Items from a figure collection
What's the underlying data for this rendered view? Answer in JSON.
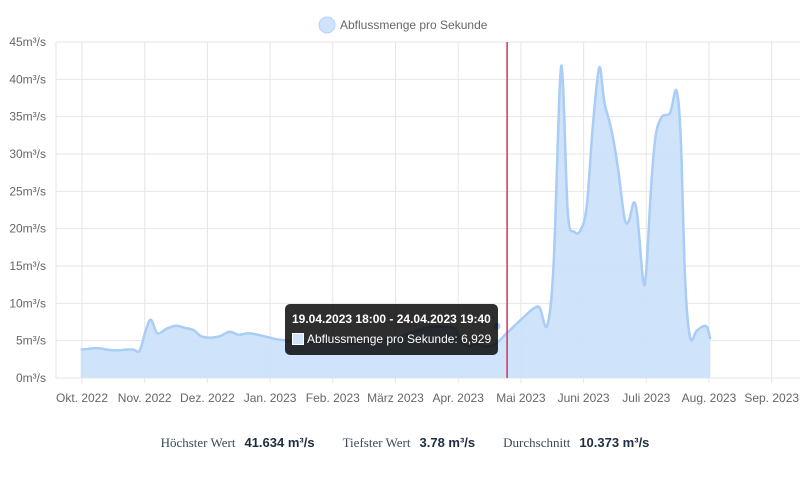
{
  "colors": {
    "fill": "#cce1fa",
    "line": "#a9cdf5",
    "marker": "#d1335c",
    "grid": "#e6e6e6"
  },
  "chart_data": {
    "type": "area",
    "title": "",
    "xlabel": "",
    "ylabel": "",
    "legend_position": "top-center",
    "grid": true,
    "ylim": [
      0,
      45
    ],
    "y_ticks": [
      "0m³/s",
      "5m³/s",
      "10m³/s",
      "15m³/s",
      "20m³/s",
      "25m³/s",
      "30m³/s",
      "35m³/s",
      "40m³/s",
      "45m³/s"
    ],
    "x_ticks": [
      "Okt. 2022",
      "Nov. 2022",
      "Dez. 2022",
      "Jan. 2023",
      "Feb. 2023",
      "März 2023",
      "Apr. 2023",
      "Mai 2023",
      "Juni 2023",
      "Juli 2023",
      "Aug. 2023",
      "Sep. 2023"
    ],
    "series": [
      {
        "name": "Abflussmenge pro Sekunde",
        "points": [
          [
            -0.02,
            3.8
          ],
          [
            0.1,
            3.9
          ],
          [
            0.25,
            4.0
          ],
          [
            0.4,
            3.8
          ],
          [
            0.55,
            3.7
          ],
          [
            0.7,
            3.8
          ],
          [
            0.82,
            3.8
          ],
          [
            0.92,
            3.7
          ],
          [
            1.02,
            6.5
          ],
          [
            1.1,
            7.8
          ],
          [
            1.2,
            6.0
          ],
          [
            1.35,
            6.6
          ],
          [
            1.5,
            7.0
          ],
          [
            1.65,
            6.7
          ],
          [
            1.78,
            6.4
          ],
          [
            1.9,
            5.6
          ],
          [
            2.05,
            5.4
          ],
          [
            2.2,
            5.6
          ],
          [
            2.35,
            6.2
          ],
          [
            2.5,
            5.8
          ],
          [
            2.65,
            6.0
          ],
          [
            2.8,
            5.8
          ],
          [
            2.95,
            5.5
          ],
          [
            3.1,
            5.2
          ],
          [
            3.3,
            5.0
          ],
          [
            3.5,
            4.9
          ],
          [
            3.7,
            4.8
          ],
          [
            3.9,
            4.7
          ],
          [
            4.1,
            4.8
          ],
          [
            4.3,
            4.6
          ],
          [
            4.5,
            4.7
          ],
          [
            4.7,
            4.9
          ],
          [
            4.9,
            5.2
          ],
          [
            5.1,
            5.6
          ],
          [
            5.3,
            6.2
          ],
          [
            5.5,
            6.8
          ],
          [
            5.65,
            6.9
          ],
          [
            5.8,
            6.8
          ],
          [
            5.95,
            6.6
          ],
          [
            6.05,
            5.0
          ],
          [
            6.15,
            4.3
          ],
          [
            6.3,
            4.5
          ],
          [
            6.45,
            4.2
          ],
          [
            6.6,
            4.6
          ],
          [
            6.75,
            5.8
          ],
          [
            6.9,
            7.0
          ],
          [
            7.05,
            8.2
          ],
          [
            7.2,
            9.3
          ],
          [
            7.3,
            9.4
          ],
          [
            7.42,
            7.0
          ],
          [
            7.52,
            15.0
          ],
          [
            7.62,
            39.0
          ],
          [
            7.67,
            39.5
          ],
          [
            7.75,
            22.0
          ],
          [
            7.85,
            19.6
          ],
          [
            7.95,
            19.8
          ],
          [
            8.05,
            23.0
          ],
          [
            8.15,
            34.0
          ],
          [
            8.25,
            41.6
          ],
          [
            8.33,
            37.0
          ],
          [
            8.45,
            33.0
          ],
          [
            8.55,
            28.0
          ],
          [
            8.65,
            21.5
          ],
          [
            8.72,
            21.0
          ],
          [
            8.8,
            23.5
          ],
          [
            8.86,
            21.5
          ],
          [
            8.95,
            13.0
          ],
          [
            9.0,
            14.5
          ],
          [
            9.08,
            26.0
          ],
          [
            9.15,
            32.5
          ],
          [
            9.25,
            35.0
          ],
          [
            9.38,
            35.5
          ],
          [
            9.48,
            38.5
          ],
          [
            9.55,
            32.0
          ],
          [
            9.62,
            13.0
          ],
          [
            9.7,
            5.4
          ],
          [
            9.8,
            6.3
          ],
          [
            9.9,
            6.9
          ],
          [
            9.97,
            6.8
          ],
          [
            10.02,
            5.2
          ]
        ]
      }
    ],
    "marker_x": 6.78,
    "tooltip_point": [
      6.62,
      6.929
    ],
    "tooltip": {
      "title": "19.04.2023 18:00 - 24.04.2023 19:40",
      "body": "Abflussmenge pro Sekunde: 6,929"
    }
  },
  "stats": {
    "max_label": "Höchster Wert",
    "max_value": "41.634 m³/s",
    "min_label": "Tiefster Wert",
    "min_value": "3.78 m³/s",
    "avg_label": "Durchschnitt",
    "avg_value": "10.373 m³/s"
  }
}
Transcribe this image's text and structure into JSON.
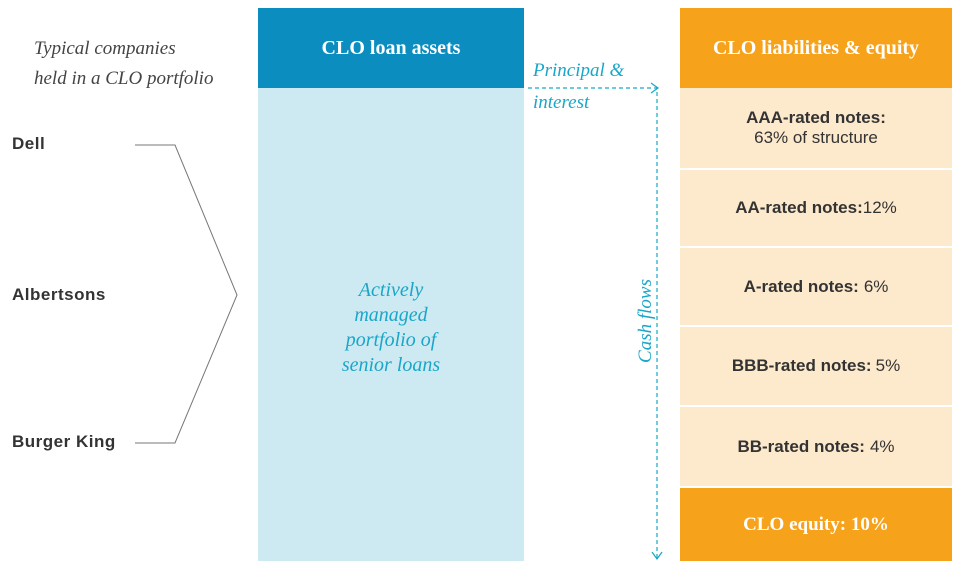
{
  "caption": [
    "Typical companies",
    "held in a CLO portfolio"
  ],
  "companies": [
    "Dell",
    "Albertsons",
    "Burger King"
  ],
  "assets": {
    "title": "CLO loan assets",
    "body": [
      "Actively",
      "managed",
      "portfolio of",
      "senior loans"
    ]
  },
  "flow": {
    "label": [
      "Principal &",
      "interest"
    ],
    "vertical": "Cash flows"
  },
  "liabilities": {
    "title": "CLO liabilities & equity",
    "rows": [
      {
        "label": "AAA-rated notes:",
        "value": "63% of structure"
      },
      {
        "label": "AA-rated notes:",
        "value": "12%"
      },
      {
        "label": "A-rated notes:",
        "value": "6%"
      },
      {
        "label": "BBB-rated notes:",
        "value": "5%"
      },
      {
        "label": "BB-rated notes:",
        "value": "4%"
      }
    ],
    "equity": "CLO equity: 10%"
  }
}
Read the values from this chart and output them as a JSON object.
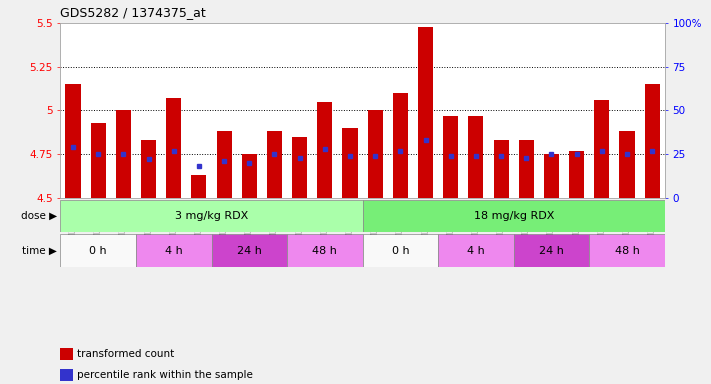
{
  "title": "GDS5282 / 1374375_at",
  "samples": [
    "GSM306951",
    "GSM306953",
    "GSM306955",
    "GSM306957",
    "GSM306959",
    "GSM306961",
    "GSM306963",
    "GSM306965",
    "GSM306967",
    "GSM306969",
    "GSM306971",
    "GSM306973",
    "GSM306975",
    "GSM306977",
    "GSM306979",
    "GSM306981",
    "GSM306983",
    "GSM306985",
    "GSM306987",
    "GSM306989",
    "GSM306991",
    "GSM306993",
    "GSM306995",
    "GSM306997"
  ],
  "bar_values": [
    5.15,
    4.93,
    5.0,
    4.83,
    5.07,
    4.63,
    4.88,
    4.75,
    4.88,
    4.85,
    5.05,
    4.9,
    5.0,
    5.1,
    5.48,
    4.97,
    4.97,
    4.83,
    4.83,
    4.75,
    4.77,
    5.06,
    4.88,
    5.15
  ],
  "blue_marker_values": [
    4.79,
    4.75,
    4.75,
    4.72,
    4.77,
    4.68,
    4.71,
    4.7,
    4.75,
    4.73,
    4.78,
    4.74,
    4.74,
    4.77,
    4.83,
    4.74,
    4.74,
    4.74,
    4.73,
    4.75,
    4.75,
    4.77,
    4.75,
    4.77
  ],
  "bar_color": "#cc0000",
  "blue_color": "#3333cc",
  "ylim_left": [
    4.5,
    5.5
  ],
  "ylim_right": [
    0,
    100
  ],
  "yticks_left": [
    4.5,
    4.75,
    5.0,
    5.25,
    5.5
  ],
  "ytick_labels_left": [
    "4.5",
    "4.75",
    "5",
    "5.25",
    "5.5"
  ],
  "yticks_right": [
    0,
    25,
    50,
    75,
    100
  ],
  "ytick_labels_right": [
    "0",
    "25",
    "50",
    "75",
    "100%"
  ],
  "hlines": [
    4.75,
    5.0,
    5.25
  ],
  "dose_groups": [
    {
      "label": "3 mg/kg RDX",
      "start": 0,
      "end": 12,
      "color": "#aaffaa"
    },
    {
      "label": "18 mg/kg RDX",
      "start": 12,
      "end": 24,
      "color": "#77ee77"
    }
  ],
  "time_groups": [
    {
      "label": "0 h",
      "start": 0,
      "end": 3,
      "color": "#f9f9f9"
    },
    {
      "label": "4 h",
      "start": 3,
      "end": 6,
      "color": "#ee88ee"
    },
    {
      "label": "24 h",
      "start": 6,
      "end": 9,
      "color": "#cc44cc"
    },
    {
      "label": "48 h",
      "start": 9,
      "end": 12,
      "color": "#ee88ee"
    },
    {
      "label": "0 h",
      "start": 12,
      "end": 15,
      "color": "#f9f9f9"
    },
    {
      "label": "4 h",
      "start": 15,
      "end": 18,
      "color": "#ee88ee"
    },
    {
      "label": "24 h",
      "start": 18,
      "end": 21,
      "color": "#cc44cc"
    },
    {
      "label": "48 h",
      "start": 21,
      "end": 24,
      "color": "#ee88ee"
    }
  ],
  "legend_items": [
    {
      "label": "transformed count",
      "color": "#cc0000"
    },
    {
      "label": "percentile rank within the sample",
      "color": "#3333cc"
    }
  ],
  "fig_bg": "#f0f0f0",
  "plot_bg": "#ffffff"
}
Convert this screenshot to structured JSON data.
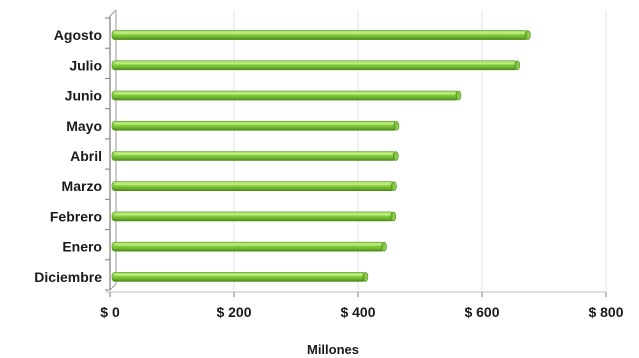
{
  "chart_data": {
    "type": "bar",
    "orientation": "horizontal",
    "categories": [
      "Diciembre",
      "Enero",
      "Febrero",
      "Marzo",
      "Abril",
      "Mayo",
      "Junio",
      "Julio",
      "Agosto"
    ],
    "values": [
      412,
      442,
      457,
      458,
      461,
      462,
      562,
      657,
      674
    ],
    "title": "",
    "xlabel": "Millones",
    "ylabel": "",
    "xlim": [
      0,
      800
    ],
    "x_ticks": [
      0,
      200,
      400,
      600,
      800
    ],
    "x_tick_labels": [
      "$ 0",
      "$ 200",
      "$ 400",
      "$ 600",
      "$ 800"
    ],
    "grid": true,
    "legend": "none",
    "bar_color": "#7cc43a",
    "bar_highlight_color": "#c8f08a",
    "bar_shadow_color": "#4e8a1c"
  }
}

What is required
Collect the lines that hold "this".

Task result
What's the underlying data for this rendered view? Answer in JSON.
Transcribe this image's text and structure into JSON.
Read the values from this chart and output them as a JSON object.
Convert this screenshot to structured JSON data.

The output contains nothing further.